++++ Source

14. Don’t Keep Important Secrets
It’s important to remember that lots of people on the dating scene come with baggage- they may have been married before, and they may even have had children. The important thing to do when you meet for the first time is to tell your date just the right amount of important information, without over-sharing all the gory details. For example, if you are planning on seeing this person again or even considering a long-term relationship, then they are going to find out that you have children. There is very little point in hiding this fact from them, as the truth will come out in the end – and then won’t you look stupid!
13. Don’t Give Too Much Information
On the flip side, the last thing you want to do is share too much information about your happy – or not-so-happy – home life on a first date. While being honest about having kids is the best thing to do, talking about those kids non-stop is a definite turn off. For a start, your date is there to get to meet you, and even if your children are an important part of your life, they are not the only interesting thing about you. By all means introduce the fact that you have kids, perhaps show a photo, and then move on to a new and more interesting topic of conversation.
12. Don’t Be Trashy In Your Appearance
First dates are all about first impressions; and as the old saying goes, you only get one chance to make one. Even if you have been chatting online, it is different the first time you actually meet someone, and you should always behave – and dress – accordingly. Never turn up wearing dirty or even messy, wrinkled clothes, and always dress appropriately for your date of choice. That means don’t wear jeans and a t-shirt if you’re going out to dinner, but equally, don’t wear a cocktail dress if you’re just meeting for coffee. Women may think that they will impress their date by dressing in a revealing outfit, but the truth is that he just wants to see the real you – and if you don’t usually dress that way, then why pretend otherwise?
11. Don’t Show Your Bad Manners
Good manners are another essential part of creating that good first impression – and I don’t just mean a gentleman pulling out the chair for his date or holding open doors for her. It goes without saying that if your date catches you picking your nose or chewing with your mouth open, then there’s unlikely to be a date number two. While belching may be seen as a compliment to the chef in some cultures, a loud burp after you finish eating on a first date is not the most attractive look. Mind your manners, and a second date will hopefully follow.
10. Don’t Have Bad Breath
While there is no guarantee that a first date is going to end in a first kiss, you should nevertheless choose your foods carefully. Garlic and spicy foods can make kissing a rather unpleasant experience for the kissee – and the same goes for smoking. Even if your date has said they have no problem with you smoking, it’s one thing to tolerate it in the open air, and quite another thing to experience it in their own mouth. And don’t think that popping a mint to cover up the weird and wonderful tastes and smells is going to help. If not sure of your dental health, make sure that you get the best advice of a professional dentist on what foods to eat and how to keep your breathe fresh.
9. Don’t Talk About Yourself Too Much
While a first date is the ideal opportunity to sell yourself to a prospective partner, there is such a thing as talking about yourself too much. Whether you’re talking about your work, your hobbies and interests, or your kids, it’s simply the height of rudeness to go on a self-monologue without giving your date the chance to get a word in edgewise. By all means answer your date’s questions, but make sure you ask them about themselves too. After all, if you don’t know anything about them, how are you going to figure out if you want to see them again?

++++++++

Jobs:
a: According to the first-date tips, what should you not wear if you are going out to dinner?
b: Extend the list of first-date tips, picking up right after its last sentence.
The records are separate material with no connection to the first-date tips.

++++ Data records

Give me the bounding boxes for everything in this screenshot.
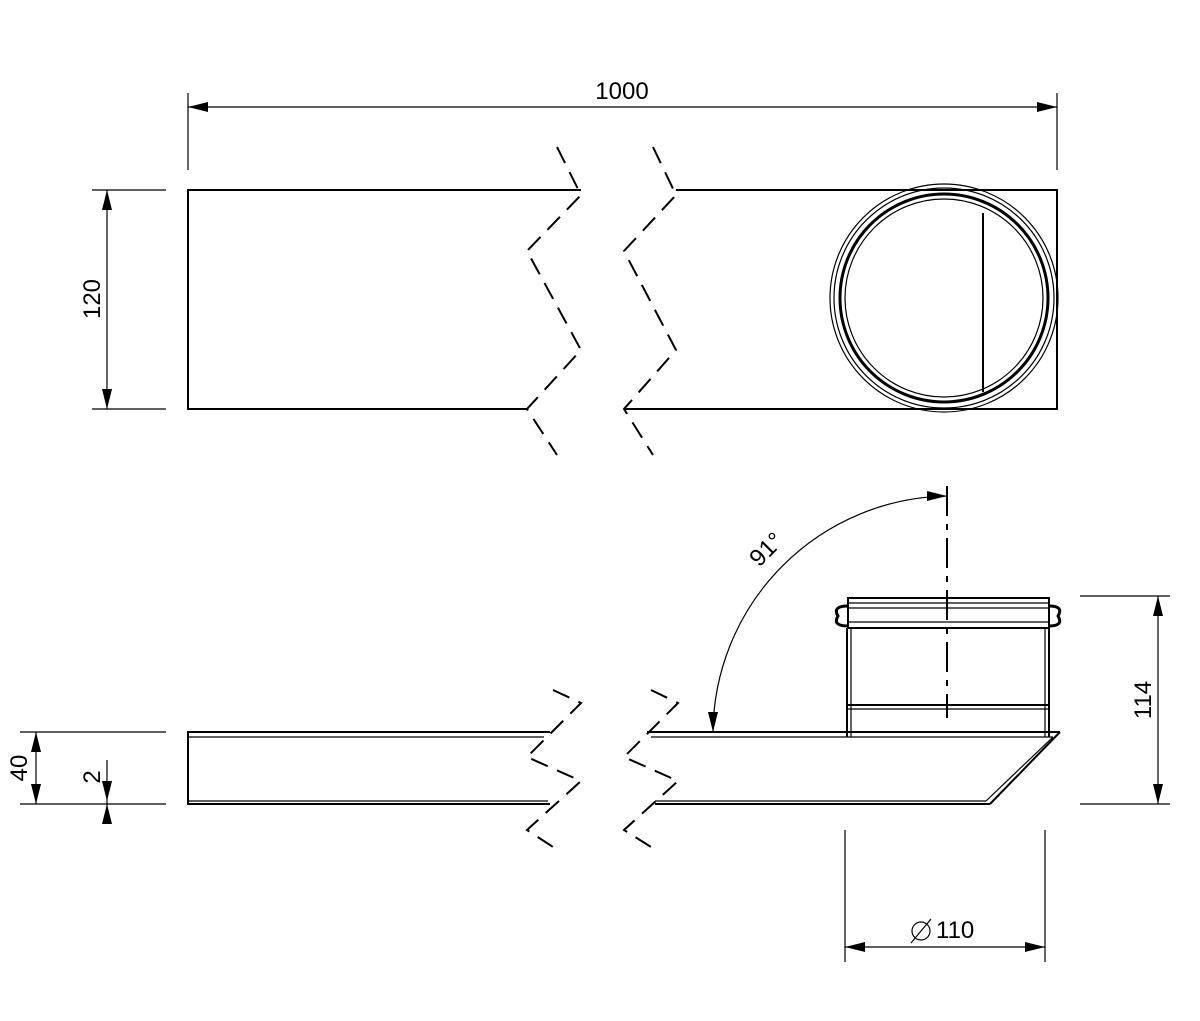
top-view-left-body bbox=[187, 189, 581, 410]
dimension-side-height-label: 40 bbox=[6, 755, 33, 782]
dimension-side-height: 40 bbox=[6, 731, 166, 805]
dimension-overall-length: 1000 bbox=[187, 78, 1058, 170]
dimension-top-width: 120 bbox=[79, 189, 166, 410]
dimension-overall-length-label: 1000 bbox=[595, 78, 648, 105]
dimension-outlet-diameter-label: 110 bbox=[936, 917, 974, 944]
outlet-spigot bbox=[834, 597, 1062, 737]
dimension-outlet-height-label: 114 bbox=[1130, 681, 1157, 719]
side-view-right-body bbox=[647, 731, 1061, 805]
break-line-left bbox=[525, 146, 583, 456]
dimension-outlet-diameter: 110 bbox=[844, 830, 1046, 962]
dimension-wall-thickness: 2 bbox=[79, 760, 112, 824]
top-view-right-body bbox=[624, 189, 1058, 410]
side-break-line-right bbox=[622, 689, 680, 848]
outlet-circle bbox=[829, 183, 1059, 413]
dimension-wall-thickness-label: 2 bbox=[79, 770, 106, 783]
dimension-top-width-label: 120 bbox=[79, 279, 106, 319]
break-line-right bbox=[622, 146, 678, 456]
dimension-outlet-height: 114 bbox=[1080, 595, 1170, 805]
dimension-outlet-angle: 91° bbox=[708, 491, 948, 733]
side-break-line-left bbox=[525, 689, 583, 848]
side-view-left-body bbox=[187, 731, 550, 805]
diameter-icon bbox=[910, 918, 932, 944]
side-view: 91° 114 40 2 bbox=[6, 486, 1170, 962]
top-view: 1000 120 bbox=[79, 78, 1059, 456]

++++++++

In response:
a: Jeans and a t-shirt.

b:
8. Don’t Be Disrespectful
One sure fire way to make sure you don’t impress your first date is to behave rudely towards the staff at the restaurant or bar where you meet. You might think it makes you look like a big-shot, but the truth is that throwing your weight around when it comes to making complaints about the food or questioning the bill just makes you look like a fool – and a petty one at that. Show some respect to the staff at the venue, and you create the best possible impression for your date about how you will treat them in any relationship which develops between the two of you.
7. Don’t Mention The Ex
Past relationships can often stay a little raw for weeks, if not months, especially if your break-up was less than amicable. You may have spent all your time since you split up bitching about your ex-boyfriend or ex-girlfriend, but this is not what your date wants to hear about the first time you meet. By all means, make a passing reference to the fact that you broke up with someone a few months ago, but only if you can trust yourself to mention them without launching into a tirade of abuse about their cheating ass! If not, it’s probably best to keep your ex out of your first date altogether.
6. Don’t Over Commit
A first date is a chance to get to know someone, to see if there is any instant spark, or if you think they’re worth seeing again. It is not an ideal opportunity to set a provisional marriage date or talk about what names you want to call the children you have together. You might think that women are most guilty of over-committing, but some men have been known to get a little carried away when they go on a first date. Even if you think the date is going amazingly well, keep all that crazy deep down inside until a more appropriate time. Like six months later.
5. Don’t Talk About Sex
Even if you’re hoping that you’ll get lucky on your first date, you should definitely avoid talking about sex. What you think makes you seem open-minded will probably just seem a little creepy and desperate to your first date. And if you have niche tastes when it comes to the bedroom, don’t use the first date to tell your prospective partner all about your unusual fetishes! If you hit it off, there will be plenty of time to explore whether you’re sexually compatible later. The truth is that no-one wants to discuss sex over dinner, and trying to shoehorn it into the conversation is just plain weird.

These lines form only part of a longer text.